### Your objective
Give back the records below exactly, every one, with no pictures.

### Given records
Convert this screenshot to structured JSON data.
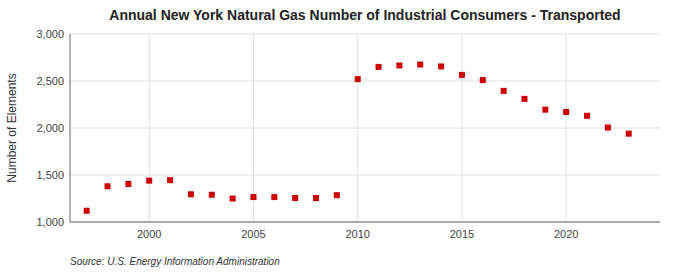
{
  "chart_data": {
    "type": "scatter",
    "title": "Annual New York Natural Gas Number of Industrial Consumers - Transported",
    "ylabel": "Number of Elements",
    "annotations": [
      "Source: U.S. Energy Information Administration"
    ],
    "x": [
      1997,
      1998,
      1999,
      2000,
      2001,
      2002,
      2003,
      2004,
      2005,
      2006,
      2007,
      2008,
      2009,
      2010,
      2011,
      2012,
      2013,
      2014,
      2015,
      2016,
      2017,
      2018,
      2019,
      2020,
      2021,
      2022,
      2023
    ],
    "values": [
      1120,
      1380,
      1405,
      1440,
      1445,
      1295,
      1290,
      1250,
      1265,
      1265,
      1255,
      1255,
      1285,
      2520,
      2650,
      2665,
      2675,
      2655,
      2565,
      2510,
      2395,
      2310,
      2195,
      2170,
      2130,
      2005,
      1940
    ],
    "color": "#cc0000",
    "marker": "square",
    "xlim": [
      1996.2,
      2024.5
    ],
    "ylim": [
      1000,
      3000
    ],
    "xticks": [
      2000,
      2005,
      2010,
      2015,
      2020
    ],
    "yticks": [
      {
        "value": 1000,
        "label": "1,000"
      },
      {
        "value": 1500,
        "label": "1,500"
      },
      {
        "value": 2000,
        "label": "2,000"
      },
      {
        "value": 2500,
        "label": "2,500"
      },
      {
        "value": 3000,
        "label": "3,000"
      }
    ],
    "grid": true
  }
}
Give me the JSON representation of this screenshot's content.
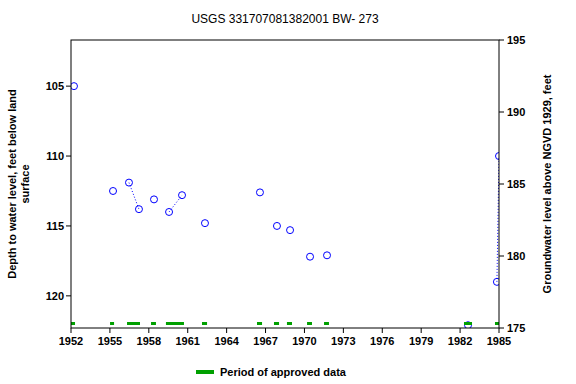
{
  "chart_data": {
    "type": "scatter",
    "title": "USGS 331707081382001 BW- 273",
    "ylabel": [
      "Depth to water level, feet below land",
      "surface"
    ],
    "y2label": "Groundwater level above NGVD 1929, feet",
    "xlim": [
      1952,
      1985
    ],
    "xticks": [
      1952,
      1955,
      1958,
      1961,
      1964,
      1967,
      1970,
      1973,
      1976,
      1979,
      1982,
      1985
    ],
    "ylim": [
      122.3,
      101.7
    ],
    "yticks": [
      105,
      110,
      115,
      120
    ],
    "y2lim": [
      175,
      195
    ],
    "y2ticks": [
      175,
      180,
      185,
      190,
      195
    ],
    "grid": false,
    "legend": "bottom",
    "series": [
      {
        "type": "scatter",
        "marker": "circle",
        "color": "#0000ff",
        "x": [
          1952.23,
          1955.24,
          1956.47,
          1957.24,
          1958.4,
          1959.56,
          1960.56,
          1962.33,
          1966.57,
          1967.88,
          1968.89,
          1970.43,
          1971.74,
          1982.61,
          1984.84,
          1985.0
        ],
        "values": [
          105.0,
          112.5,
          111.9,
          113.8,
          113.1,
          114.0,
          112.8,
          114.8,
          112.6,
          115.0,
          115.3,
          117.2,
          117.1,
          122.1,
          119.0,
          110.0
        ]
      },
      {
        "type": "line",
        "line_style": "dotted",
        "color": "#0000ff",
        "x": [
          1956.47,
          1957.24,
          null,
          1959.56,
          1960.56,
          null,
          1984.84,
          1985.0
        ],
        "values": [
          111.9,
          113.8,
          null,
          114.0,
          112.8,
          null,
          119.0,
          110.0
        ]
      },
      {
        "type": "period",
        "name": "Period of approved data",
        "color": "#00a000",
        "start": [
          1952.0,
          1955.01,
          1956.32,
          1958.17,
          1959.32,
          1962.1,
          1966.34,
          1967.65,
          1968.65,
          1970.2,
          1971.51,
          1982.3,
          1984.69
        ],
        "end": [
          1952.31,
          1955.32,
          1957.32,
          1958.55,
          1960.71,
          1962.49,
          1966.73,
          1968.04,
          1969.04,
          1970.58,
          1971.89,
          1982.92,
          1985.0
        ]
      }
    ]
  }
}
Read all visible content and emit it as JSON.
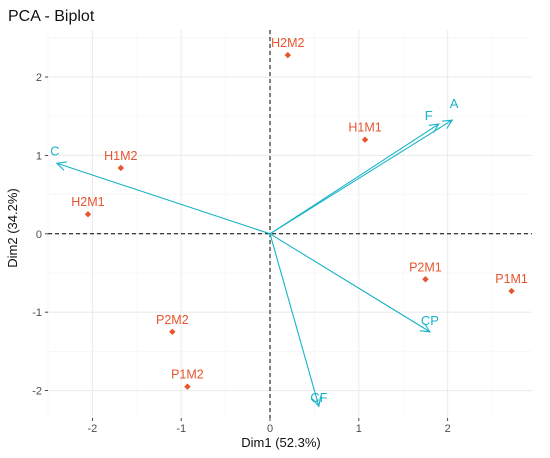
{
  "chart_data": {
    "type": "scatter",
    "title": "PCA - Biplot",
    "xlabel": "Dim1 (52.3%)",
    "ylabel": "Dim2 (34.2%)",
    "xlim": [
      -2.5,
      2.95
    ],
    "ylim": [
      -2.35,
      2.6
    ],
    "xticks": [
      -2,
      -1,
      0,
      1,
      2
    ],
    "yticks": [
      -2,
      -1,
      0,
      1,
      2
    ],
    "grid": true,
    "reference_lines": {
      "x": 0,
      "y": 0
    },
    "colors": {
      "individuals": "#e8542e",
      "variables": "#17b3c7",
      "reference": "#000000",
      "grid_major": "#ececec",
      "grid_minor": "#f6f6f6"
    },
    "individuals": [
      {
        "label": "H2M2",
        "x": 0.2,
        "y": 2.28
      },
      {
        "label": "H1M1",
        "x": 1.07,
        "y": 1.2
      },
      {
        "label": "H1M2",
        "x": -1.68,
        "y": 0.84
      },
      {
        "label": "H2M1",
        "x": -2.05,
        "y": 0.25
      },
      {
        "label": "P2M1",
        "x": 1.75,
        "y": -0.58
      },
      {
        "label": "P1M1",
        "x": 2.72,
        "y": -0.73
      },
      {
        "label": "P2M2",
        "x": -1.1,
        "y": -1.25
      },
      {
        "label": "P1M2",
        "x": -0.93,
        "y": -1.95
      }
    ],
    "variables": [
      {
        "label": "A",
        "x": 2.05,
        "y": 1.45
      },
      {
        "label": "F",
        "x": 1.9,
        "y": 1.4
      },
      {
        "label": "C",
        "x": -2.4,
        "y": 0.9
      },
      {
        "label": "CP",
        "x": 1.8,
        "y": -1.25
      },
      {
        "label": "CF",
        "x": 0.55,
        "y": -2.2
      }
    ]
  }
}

### Reply to the exercise
Convert this screenshot to structured JSON data.
{
  "chart_data": {
    "type": "scatter",
    "title": "Annual New York Natural Gas Number of Industrial Consumers - Transported",
    "ylabel": "Number of Elements",
    "annotations": [
      "Source: U.S. Energy Information Administration"
    ],
    "x": [
      1997,
      1998,
      1999,
      2000,
      2001,
      2002,
      2003,
      2004,
      2005,
      2006,
      2007,
      2008,
      2009,
      2010,
      2011,
      2012,
      2013,
      2014,
      2015,
      2016,
      2017,
      2018,
      2019,
      2020,
      2021,
      2022,
      2023
    ],
    "values": [
      1120,
      1380,
      1405,
      1440,
      1445,
      1295,
      1290,
      1250,
      1265,
      1265,
      1255,
      1255,
      1285,
      2520,
      2650,
      2665,
      2675,
      2655,
      2565,
      2510,
      2395,
      2310,
      2195,
      2170,
      2130,
      2005,
      1940
    ],
    "color": "#cc0000",
    "marker": "square",
    "xlim": [
      1996.2,
      2024.5
    ],
    "ylim": [
      1000,
      3000
    ],
    "xticks": [
      2000,
      2005,
      2010,
      2015,
      2020
    ],
    "yticks": [
      {
        "value": 1000,
        "label": "1,000"
      },
      {
        "value": 1500,
        "label": "1,500"
      },
      {
        "value": 2000,
        "label": "2,000"
      },
      {
        "value": 2500,
        "label": "2,500"
      },
      {
        "value": 3000,
        "label": "3,000"
      }
    ],
    "grid": true
  }
}
Give me the JSON representation of this screenshot's content.
{
  "chart_data": {
    "type": "scatter",
    "title": "USGS 331707081382001 BW- 273",
    "ylabel": [
      "Depth to water level, feet below land",
      "surface"
    ],
    "y2label": "Groundwater level above NGVD 1929, feet",
    "xlim": [
      1952,
      1985
    ],
    "xticks": [
      1952,
      1955,
      1958,
      1961,
      1964,
      1967,
      1970,
      1973,
      1976,
      1979,
      1982,
      1985
    ],
    "ylim": [
      122.3,
      101.7
    ],
    "yticks": [
      105,
      110,
      115,
      120
    ],
    "y2lim": [
      175,
      195
    ],
    "y2ticks": [
      175,
      180,
      185,
      190,
      195
    ],
    "grid": false,
    "legend": "bottom",
    "series": [
      {
        "type": "scatter",
        "marker": "circle",
        "color": "#0000ff",
        "x": [
          1952.23,
          1955.24,
          1956.47,
          1957.24,
          1958.4,
          1959.56,
          1960.56,
          1962.33,
          1966.57,
          1967.88,
          1968.89,
          1970.43,
          1971.74,
          1982.61,
          1984.84,
          1985.0
        ],
        "values": [
          105.0,
          112.5,
          111.9,
          113.8,
          113.1,
          114.0,
          112.8,
          114.8,
          112.6,
          115.0,
          115.3,
          117.2,
          117.1,
          122.1,
          119.0,
          110.0
        ]
      },
      {
        "type": "line",
        "line_style": "dotted",
        "color": "#0000ff",
        "x": [
          1956.47,
          1957.24,
          null,
          1959.56,
          1960.56,
          null,
          1984.84,
          1985.0
        ],
        "values": [
          111.9,
          113.8,
          null,
          114.0,
          112.8,
          null,
          119.0,
          110.0
        ]
      },
      {
        "type": "period",
        "name": "Period of approved data",
        "color": "#00a000",
        "start": [
          1952.0,
          1955.01,
          1956.32,
          1958.17,
          1959.32,
          1962.1,
          1966.34,
          1967.65,
          1968.65,
          1970.2,
          1971.51,
          1982.3,
          1984.69
        ],
        "end": [
          1952.31,
          1955.32,
          1957.32,
          1958.55,
          1960.71,
          1962.49,
          1966.73,
          1968.04,
          1969.04,
          1970.58,
          1971.89,
          1982.92,
          1985.0
        ]
      }
    ]
  }
}
Read all visible content and emit it as JSON.
{
  "chart_data": {
    "type": "scatter",
    "title": "PCA - Biplot",
    "xlabel": "Dim1 (52.3%)",
    "ylabel": "Dim2 (34.2%)",
    "xlim": [
      -2.5,
      2.95
    ],
    "ylim": [
      -2.35,
      2.6
    ],
    "xticks": [
      -2,
      -1,
      0,
      1,
      2
    ],
    "yticks": [
      -2,
      -1,
      0,
      1,
      2
    ],
    "grid": true,
    "reference_lines": {
      "x": 0,
      "y": 0
    },
    "colors": {
      "individuals": "#e8542e",
      "variables": "#17b3c7",
      "reference": "#000000",
      "grid_major": "#ececec",
      "grid_minor": "#f6f6f6"
    },
    "individuals": [
      {
        "label": "H2M2",
        "x": 0.2,
        "y": 2.28
      },
      {
        "label": "H1M1",
        "x": 1.07,
        "y": 1.2
      },
      {
        "label": "H1M2",
        "x": -1.68,
        "y": 0.84
      },
      {
        "label": "H2M1",
        "x": -2.05,
        "y": 0.25
      },
      {
        "label": "P2M1",
        "x": 1.75,
        "y": -0.58
      },
      {
        "label": "P1M1",
        "x": 2.72,
        "y": -0.73
      },
      {
        "label": "P2M2",
        "x": -1.1,
        "y": -1.25
      },
      {
        "label": "P1M2",
        "x": -0.93,
        "y": -1.95
      }
    ],
    "variables": [
      {
        "label": "A",
        "x": 2.05,
        "y": 1.45
      },
      {
        "label": "F",
        "x": 1.9,
        "y": 1.4
      },
      {
        "label": "C",
        "x": -2.4,
        "y": 0.9
      },
      {
        "label": "CP",
        "x": 1.8,
        "y": -1.25
      },
      {
        "label": "CF",
        "x": 0.55,
        "y": -2.2
      }
    ]
  }
}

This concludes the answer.